What the task requires >>
Find the word "ſelon" in the records below. List each line containing it.

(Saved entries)
►
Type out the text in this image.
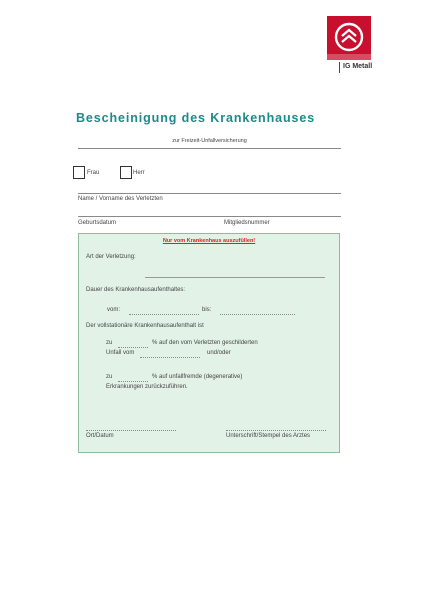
IG Metall
Bescheinigung des Krankenhauses
zur Freizeit-Unfallversicherung
Frau	Herr
Name / Vorname des Verletzten
Geburtsdatum	Mitgliedsnummer
Nur vom Krankenhaus auszufüllen!
Art der Verletzung:
Dauer des Krankenhausaufenthaltes:
vom:	bis:
Der vollstationäre Krankenhausaufenthalt ist
zu	% auf den vom Verletzten geschilderten
Unfall vom	und/oder
zu	% auf unfallfremde (degenerative)
Erkrankungen zurückzuführen.
Ort/Datum	Unterschrift/Stempel des Arztes
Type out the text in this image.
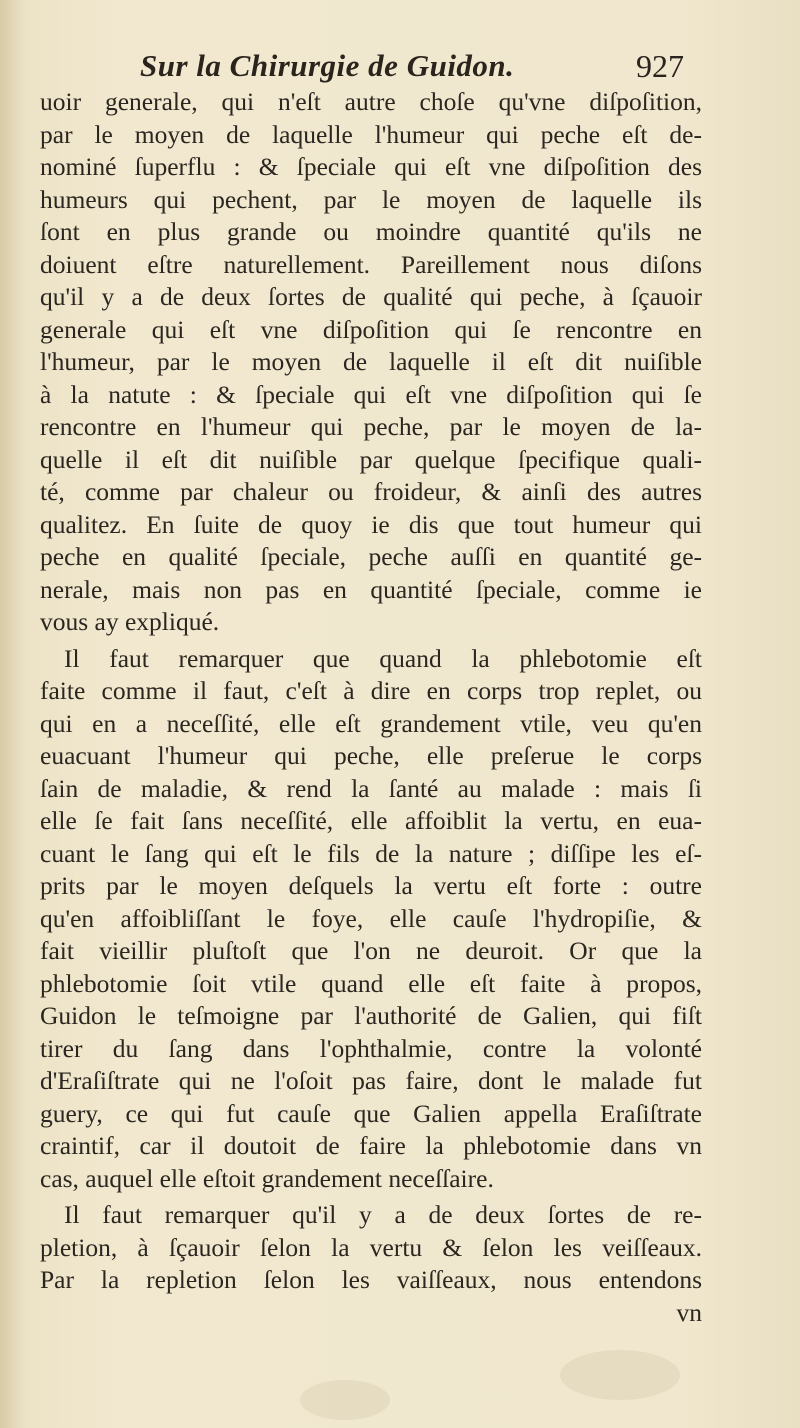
Sur la Chirurgie de Guidon.	927
uoir generale, qui n'eſt autre choſe qu'vne diſpoſition,
par le moyen de laquelle l'humeur qui peche eſt de-
nominé ſuperflu : & ſpeciale qui eſt vne diſpoſition des
humeurs qui pechent, par le moyen de laquelle ils
ſont en plus grande ou moindre quantité qu'ils ne
doiuent eſtre naturellement. Pareillement nous diſons
qu'il y a de deux ſortes de qualité qui peche, à ſçauoir
generale qui eſt vne diſpoſition qui ſe rencontre en
l'humeur, par le moyen de laquelle il eſt dit nuiſible
à la natute : & ſpeciale qui eſt vne diſpoſition qui ſe
rencontre en l'humeur qui peche, par le moyen de la-
quelle il eſt dit nuiſible par quelque ſpecifique quali-
té, comme par chaleur ou froideur, & ainſi des autres
qualitez. En ſuite de quoy ie dis que tout humeur qui
peche en qualité ſpeciale, peche auſſi en quantité ge-
nerale, mais non pas en quantité ſpeciale, comme ie
vous ay expliqué.
Il faut remarquer que quand la phlebotomie eſt
faite comme il faut, c'eſt à dire en corps trop replet, ou
qui en a neceſſité, elle eſt grandement vtile, veu qu'en
euacuant l'humeur qui peche, elle preſerue le corps
ſain de maladie, & rend la ſanté au malade : mais ſi
elle ſe fait ſans neceſſité, elle affoiblit la vertu, en eua-
cuant le ſang qui eſt le fils de la nature ; diſſipe les eſ-
prits par le moyen deſquels la vertu eſt forte : outre
qu'en affoibliſſant le foye, elle cauſe l'hydropiſie, &
fait vieillir pluſtoſt que l'on ne deuroit. Or que la
phlebotomie ſoit vtile quand elle eſt faite à propos,
Guidon le teſmoigne par l'authorité de Galien, qui fiſt
tirer du ſang dans l'ophthalmie, contre la volonté
d'Eraſiſtrate qui ne l'oſoit pas faire, dont le malade fut
guery, ce qui fut cauſe que Galien appella Eraſiſtrate
craintif, car il doutoit de faire la phlebotomie dans vn
cas, auquel elle eſtoit grandement neceſſaire.
Il faut remarquer qu'il y a de deux ſortes de re-
pletion, à ſçauoir ſelon la vertu & ſelon les veiſſeaux.
Par la repletion ſelon les vaiſſeaux, nous entendons
vn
◄
Reply >>
pletion, à ſçauoir ſelon la vertu & ſelon les veiſſeaux.
Par la repletion ſelon les vaiſſeaux, nous entendons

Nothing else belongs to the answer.